▶ _Requirements_:
Go through the records line by line and work out how many lines hold the word "Faraday". Answer with the number only.

▶ _Given records_:
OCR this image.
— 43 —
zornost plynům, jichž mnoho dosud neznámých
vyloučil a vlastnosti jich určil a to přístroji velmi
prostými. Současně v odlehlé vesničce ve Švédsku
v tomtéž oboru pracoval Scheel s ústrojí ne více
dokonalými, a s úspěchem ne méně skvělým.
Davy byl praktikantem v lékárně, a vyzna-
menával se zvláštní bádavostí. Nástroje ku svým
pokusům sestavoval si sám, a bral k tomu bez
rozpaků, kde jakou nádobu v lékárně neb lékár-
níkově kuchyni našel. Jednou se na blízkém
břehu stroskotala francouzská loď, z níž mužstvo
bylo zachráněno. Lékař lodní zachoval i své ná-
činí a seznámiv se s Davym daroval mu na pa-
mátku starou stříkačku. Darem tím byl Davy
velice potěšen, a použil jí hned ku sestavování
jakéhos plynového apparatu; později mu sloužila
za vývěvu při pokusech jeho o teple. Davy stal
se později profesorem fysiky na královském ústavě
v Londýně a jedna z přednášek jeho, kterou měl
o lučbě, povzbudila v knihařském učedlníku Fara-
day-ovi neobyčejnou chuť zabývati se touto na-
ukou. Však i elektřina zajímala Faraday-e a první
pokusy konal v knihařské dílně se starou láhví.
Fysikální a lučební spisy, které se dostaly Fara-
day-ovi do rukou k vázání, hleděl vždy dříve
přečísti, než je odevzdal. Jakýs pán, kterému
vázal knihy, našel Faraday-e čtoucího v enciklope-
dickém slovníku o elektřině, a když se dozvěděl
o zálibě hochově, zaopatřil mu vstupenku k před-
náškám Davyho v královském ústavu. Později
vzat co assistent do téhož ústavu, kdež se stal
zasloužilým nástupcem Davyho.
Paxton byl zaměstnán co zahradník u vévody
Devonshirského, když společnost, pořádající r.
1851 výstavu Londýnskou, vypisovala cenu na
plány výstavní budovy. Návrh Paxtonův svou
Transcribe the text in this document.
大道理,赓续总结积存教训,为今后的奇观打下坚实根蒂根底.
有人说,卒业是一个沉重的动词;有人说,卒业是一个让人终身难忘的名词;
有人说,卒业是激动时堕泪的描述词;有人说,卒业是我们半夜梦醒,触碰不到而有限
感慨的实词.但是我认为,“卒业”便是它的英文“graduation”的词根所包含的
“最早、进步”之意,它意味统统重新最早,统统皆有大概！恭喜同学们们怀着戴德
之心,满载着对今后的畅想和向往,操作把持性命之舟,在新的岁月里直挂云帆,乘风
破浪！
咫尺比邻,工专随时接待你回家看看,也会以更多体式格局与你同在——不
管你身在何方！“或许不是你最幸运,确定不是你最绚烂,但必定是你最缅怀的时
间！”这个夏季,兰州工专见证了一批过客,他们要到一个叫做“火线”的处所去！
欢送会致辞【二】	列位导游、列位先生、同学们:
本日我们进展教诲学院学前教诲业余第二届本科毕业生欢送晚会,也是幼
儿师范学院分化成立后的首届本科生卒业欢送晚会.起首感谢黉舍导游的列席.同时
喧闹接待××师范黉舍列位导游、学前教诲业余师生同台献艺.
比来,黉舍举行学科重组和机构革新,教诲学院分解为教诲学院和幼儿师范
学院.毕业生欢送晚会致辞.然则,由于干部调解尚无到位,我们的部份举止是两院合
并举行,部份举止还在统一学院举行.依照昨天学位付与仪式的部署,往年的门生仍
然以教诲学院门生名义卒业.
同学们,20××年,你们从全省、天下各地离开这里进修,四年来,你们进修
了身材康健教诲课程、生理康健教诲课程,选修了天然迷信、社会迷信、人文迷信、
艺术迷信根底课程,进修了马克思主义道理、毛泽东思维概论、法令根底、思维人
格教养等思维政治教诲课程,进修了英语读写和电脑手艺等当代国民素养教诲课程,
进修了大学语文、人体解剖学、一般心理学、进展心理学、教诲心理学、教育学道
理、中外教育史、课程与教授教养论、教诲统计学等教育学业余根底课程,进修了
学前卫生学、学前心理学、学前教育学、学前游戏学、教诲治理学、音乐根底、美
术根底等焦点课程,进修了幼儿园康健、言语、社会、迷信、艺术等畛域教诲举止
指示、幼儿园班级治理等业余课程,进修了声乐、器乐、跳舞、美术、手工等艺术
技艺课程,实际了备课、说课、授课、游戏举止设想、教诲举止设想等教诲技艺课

▶ _Written solution_:
2